> _To do_: In the entries below, find every line holding the string "JSON" and collect it.
== Material shown
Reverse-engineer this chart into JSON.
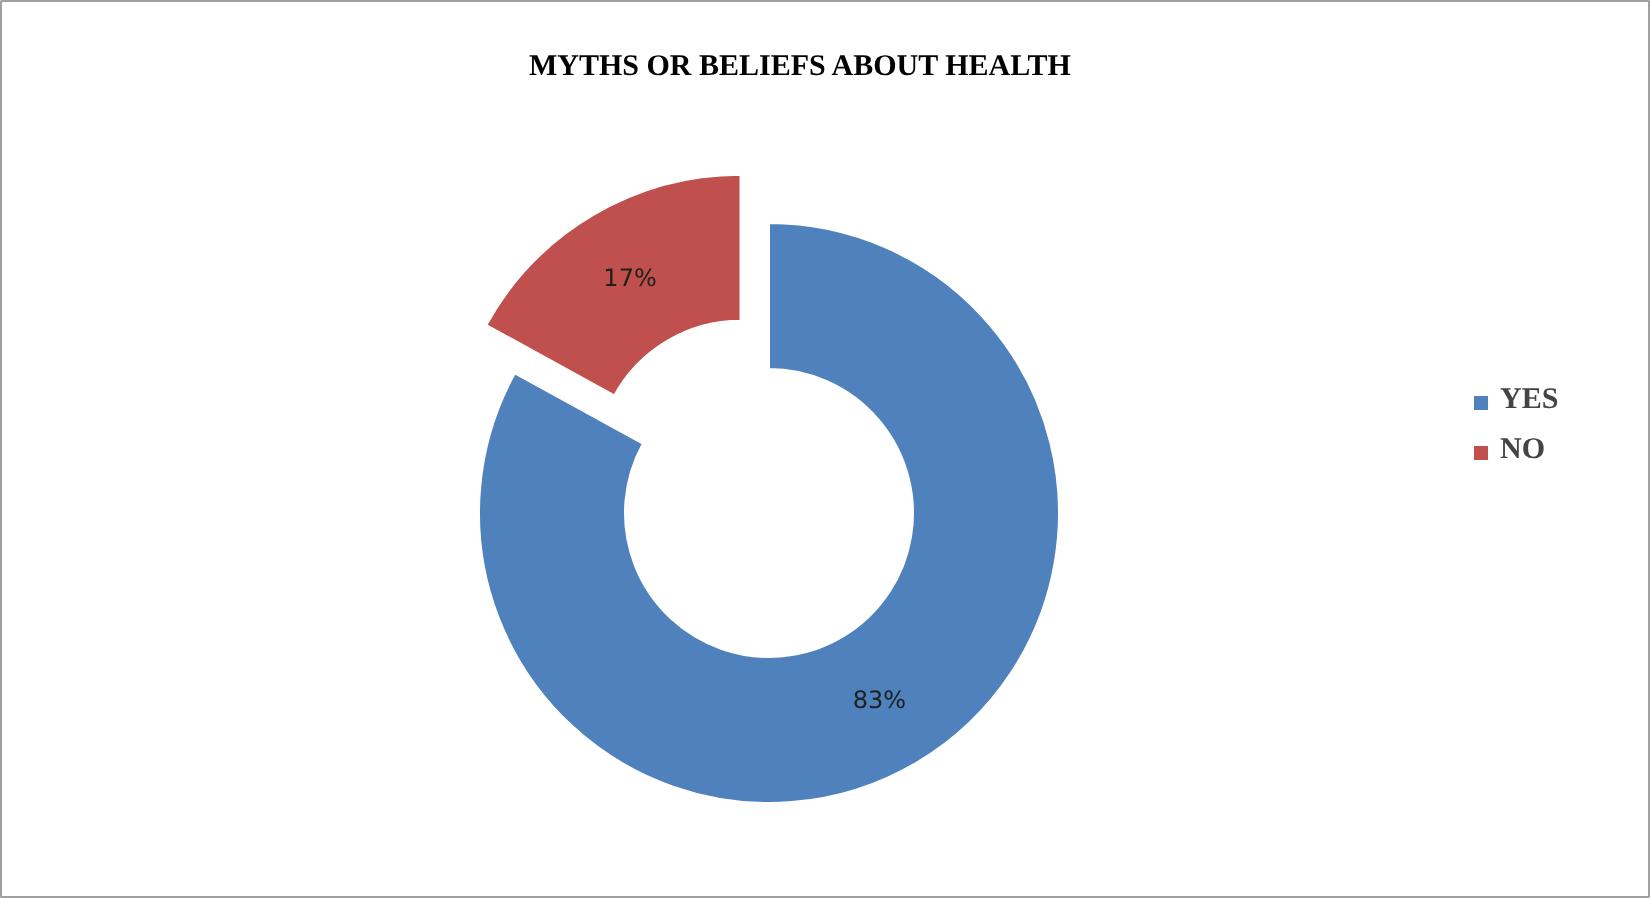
{
  "chart_data": {
    "type": "donut",
    "title": "MYTHS OR BELIEFS ABOUT HEALTH",
    "categories": [
      "YES",
      "NO"
    ],
    "values": [
      83,
      17
    ],
    "colors": [
      "#4f81bd",
      "#c0504d"
    ],
    "value_labels": [
      "83%",
      "17%"
    ],
    "legend": "right"
  }
}
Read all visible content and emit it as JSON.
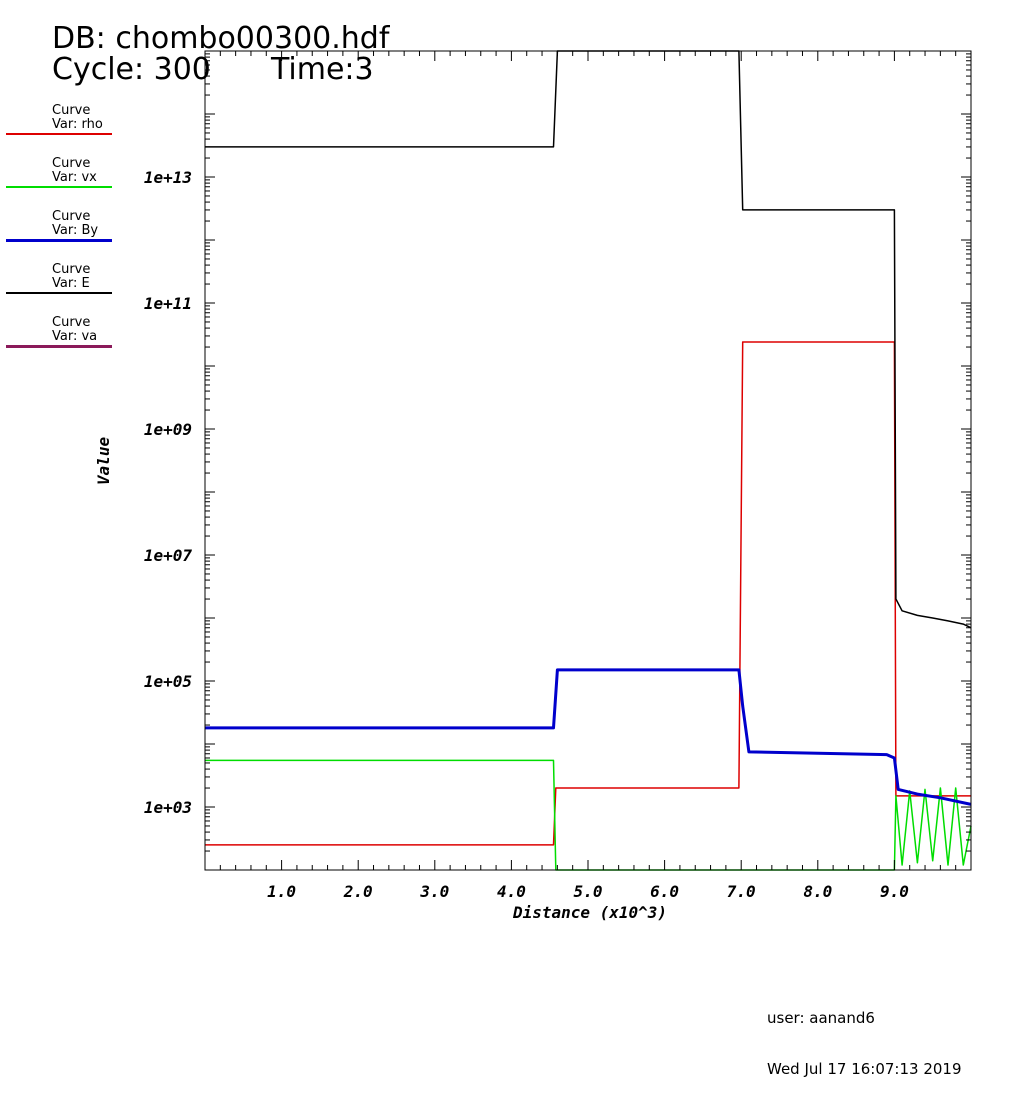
{
  "header": {
    "db_title": "DB: chombo00300.hdf",
    "cycle": "Cycle: 300",
    "time": "Time:3"
  },
  "legend": [
    {
      "line1": "Curve",
      "line2": "Var: rho",
      "color": "#dd0000"
    },
    {
      "line1": "Curve",
      "line2": "Var: vx",
      "color": "#00dd00"
    },
    {
      "line1": "Curve",
      "line2": "Var: By",
      "color": "#0000cc"
    },
    {
      "line1": "Curve",
      "line2": "Var: E",
      "color": "#000000"
    },
    {
      "line1": "Curve",
      "line2": "Var: va",
      "color": "#8b1a5a"
    }
  ],
  "footer": {
    "user": "user: aanand6",
    "date": "Wed Jul 17 16:07:13 2019"
  },
  "chart_data": {
    "type": "line",
    "xlabel": "Distance (x10^3)",
    "ylabel": "Value",
    "xlim": [
      0,
      10.0
    ],
    "ylim": [
      100,
      1000000000000000.0
    ],
    "y_scale": "log",
    "x_ticks": [
      "1.0",
      "2.0",
      "3.0",
      "4.0",
      "5.0",
      "6.0",
      "7.0",
      "8.0",
      "9.0"
    ],
    "y_ticks": [
      "1e+03",
      "1e+05",
      "1e+07",
      "1e+09",
      "1e+11",
      "1e+13"
    ],
    "series": [
      {
        "name": "rho",
        "color": "#dd0000",
        "x": [
          0,
          4.55,
          4.58,
          6.97,
          7.02,
          9.0,
          9.02,
          10.0
        ],
        "y": [
          250,
          250,
          2000,
          2000,
          24000000000.0,
          24000000000.0,
          1500,
          1500
        ]
      },
      {
        "name": "vx",
        "color": "#00dd00",
        "x": [
          0,
          4.55,
          4.58,
          9.0,
          9.02,
          9.1,
          9.2,
          9.3,
          9.4,
          9.5,
          9.6,
          9.7,
          9.8,
          9.9,
          10.0
        ],
        "y": [
          5500,
          5500,
          100,
          100,
          1500,
          120,
          1800,
          130,
          1900,
          140,
          2000,
          120,
          2000,
          120,
          500
        ]
      },
      {
        "name": "By",
        "color": "#0000cc",
        "x": [
          0,
          4.55,
          4.6,
          6.97,
          7.02,
          7.1,
          8.9,
          9.0,
          9.05,
          9.3,
          9.6,
          10.0
        ],
        "y": [
          18000,
          18000,
          150000,
          150000,
          40000,
          7500,
          6800,
          6000,
          1900,
          1600,
          1400,
          1100
        ]
      },
      {
        "name": "E",
        "color": "#000000",
        "x": [
          0,
          4.55,
          4.6,
          4.62,
          6.97,
          7.02,
          9.0,
          9.02,
          9.1,
          9.3,
          9.5,
          9.7,
          9.9,
          10.0
        ],
        "y": [
          30000000000000.0,
          30000000000000.0,
          1000000000000000.0,
          1000000000000000.0,
          1000000000000000.0,
          3000000000000.0,
          3000000000000.0,
          2000000.0,
          1300000.0,
          1100000.0,
          1000000.0,
          900000.0,
          800000.0,
          700000.0
        ]
      },
      {
        "name": "va",
        "color": "#8b1a5a",
        "x": [],
        "y": []
      }
    ]
  }
}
====
> _Exercise answer_:
Reverse-engineer this chart into JSON.
Read all visible content and emit it as JSON.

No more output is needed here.